Exercise requirements: Search the data for the string "have" and extract every line where it appears.

Record list:

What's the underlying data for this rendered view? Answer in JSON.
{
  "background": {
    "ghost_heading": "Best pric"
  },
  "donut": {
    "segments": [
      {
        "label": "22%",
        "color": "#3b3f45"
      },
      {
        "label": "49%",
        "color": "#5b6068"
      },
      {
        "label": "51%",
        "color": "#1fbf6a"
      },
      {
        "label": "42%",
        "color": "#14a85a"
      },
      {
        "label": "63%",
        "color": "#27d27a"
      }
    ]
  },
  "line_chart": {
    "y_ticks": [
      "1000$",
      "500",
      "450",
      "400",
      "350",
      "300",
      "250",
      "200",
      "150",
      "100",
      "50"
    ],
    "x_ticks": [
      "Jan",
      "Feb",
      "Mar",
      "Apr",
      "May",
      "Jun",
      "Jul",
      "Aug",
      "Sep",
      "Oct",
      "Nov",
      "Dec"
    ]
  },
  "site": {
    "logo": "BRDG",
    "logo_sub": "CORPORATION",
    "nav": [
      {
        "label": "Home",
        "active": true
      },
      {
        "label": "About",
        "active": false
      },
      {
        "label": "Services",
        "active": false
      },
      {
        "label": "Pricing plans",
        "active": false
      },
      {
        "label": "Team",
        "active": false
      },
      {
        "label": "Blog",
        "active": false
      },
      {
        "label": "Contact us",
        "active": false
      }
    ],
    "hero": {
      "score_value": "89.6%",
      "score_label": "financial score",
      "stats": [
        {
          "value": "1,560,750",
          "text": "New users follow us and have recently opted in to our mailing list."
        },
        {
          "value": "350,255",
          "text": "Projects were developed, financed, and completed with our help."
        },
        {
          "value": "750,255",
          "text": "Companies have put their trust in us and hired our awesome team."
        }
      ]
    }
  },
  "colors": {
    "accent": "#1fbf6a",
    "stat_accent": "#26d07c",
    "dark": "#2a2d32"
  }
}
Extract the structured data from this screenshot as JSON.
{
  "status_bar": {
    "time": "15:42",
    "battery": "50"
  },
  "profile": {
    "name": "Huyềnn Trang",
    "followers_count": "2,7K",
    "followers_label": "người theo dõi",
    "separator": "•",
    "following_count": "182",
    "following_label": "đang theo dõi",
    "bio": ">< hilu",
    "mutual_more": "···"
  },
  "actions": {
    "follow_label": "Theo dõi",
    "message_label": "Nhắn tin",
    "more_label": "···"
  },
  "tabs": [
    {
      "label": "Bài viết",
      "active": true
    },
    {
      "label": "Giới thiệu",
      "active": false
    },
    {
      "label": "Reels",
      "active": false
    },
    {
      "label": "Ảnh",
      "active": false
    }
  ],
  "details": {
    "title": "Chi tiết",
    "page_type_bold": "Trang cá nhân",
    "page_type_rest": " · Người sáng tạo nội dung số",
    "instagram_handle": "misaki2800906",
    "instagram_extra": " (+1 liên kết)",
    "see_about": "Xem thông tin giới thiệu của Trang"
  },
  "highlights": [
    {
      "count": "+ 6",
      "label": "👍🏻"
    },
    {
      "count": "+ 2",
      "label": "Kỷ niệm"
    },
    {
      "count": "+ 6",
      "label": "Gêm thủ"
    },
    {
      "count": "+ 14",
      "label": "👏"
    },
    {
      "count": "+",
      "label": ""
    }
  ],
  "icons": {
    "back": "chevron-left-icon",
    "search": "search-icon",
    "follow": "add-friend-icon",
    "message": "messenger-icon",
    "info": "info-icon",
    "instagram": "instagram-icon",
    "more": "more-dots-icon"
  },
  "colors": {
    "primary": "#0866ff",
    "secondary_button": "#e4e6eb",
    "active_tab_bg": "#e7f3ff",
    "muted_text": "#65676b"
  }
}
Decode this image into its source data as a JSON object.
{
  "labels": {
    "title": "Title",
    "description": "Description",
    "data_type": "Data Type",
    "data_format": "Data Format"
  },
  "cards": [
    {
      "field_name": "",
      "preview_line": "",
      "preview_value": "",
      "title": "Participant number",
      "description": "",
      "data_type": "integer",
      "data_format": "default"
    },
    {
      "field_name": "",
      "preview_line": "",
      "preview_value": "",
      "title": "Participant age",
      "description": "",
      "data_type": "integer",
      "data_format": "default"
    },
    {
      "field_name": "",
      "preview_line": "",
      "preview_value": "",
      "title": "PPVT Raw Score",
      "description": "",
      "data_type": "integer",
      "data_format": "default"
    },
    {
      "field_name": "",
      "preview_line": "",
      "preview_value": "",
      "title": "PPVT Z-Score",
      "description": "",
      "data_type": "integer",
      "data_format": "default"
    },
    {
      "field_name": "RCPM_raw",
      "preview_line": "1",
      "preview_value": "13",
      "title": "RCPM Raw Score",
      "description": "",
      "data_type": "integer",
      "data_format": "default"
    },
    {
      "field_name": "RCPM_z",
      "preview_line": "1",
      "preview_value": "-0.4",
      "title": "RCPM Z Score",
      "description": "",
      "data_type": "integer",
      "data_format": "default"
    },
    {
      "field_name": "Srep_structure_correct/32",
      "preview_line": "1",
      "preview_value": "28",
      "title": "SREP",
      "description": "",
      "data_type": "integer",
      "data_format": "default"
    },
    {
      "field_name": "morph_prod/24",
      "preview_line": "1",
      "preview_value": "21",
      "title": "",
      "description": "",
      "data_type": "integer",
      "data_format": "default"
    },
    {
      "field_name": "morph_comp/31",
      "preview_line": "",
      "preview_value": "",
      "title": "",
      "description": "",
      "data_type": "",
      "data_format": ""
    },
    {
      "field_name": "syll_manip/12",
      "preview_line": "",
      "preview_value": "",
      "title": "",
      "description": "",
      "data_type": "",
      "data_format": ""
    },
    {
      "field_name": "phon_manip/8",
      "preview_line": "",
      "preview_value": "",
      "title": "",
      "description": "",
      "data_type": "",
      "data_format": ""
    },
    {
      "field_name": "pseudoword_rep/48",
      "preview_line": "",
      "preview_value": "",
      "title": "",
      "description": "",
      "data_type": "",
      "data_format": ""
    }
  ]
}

Task answer:
          "text": "New users follow us and have recently opted in to our mailing list."
          "text": "Companies have put their trust in us and hired our awesome team."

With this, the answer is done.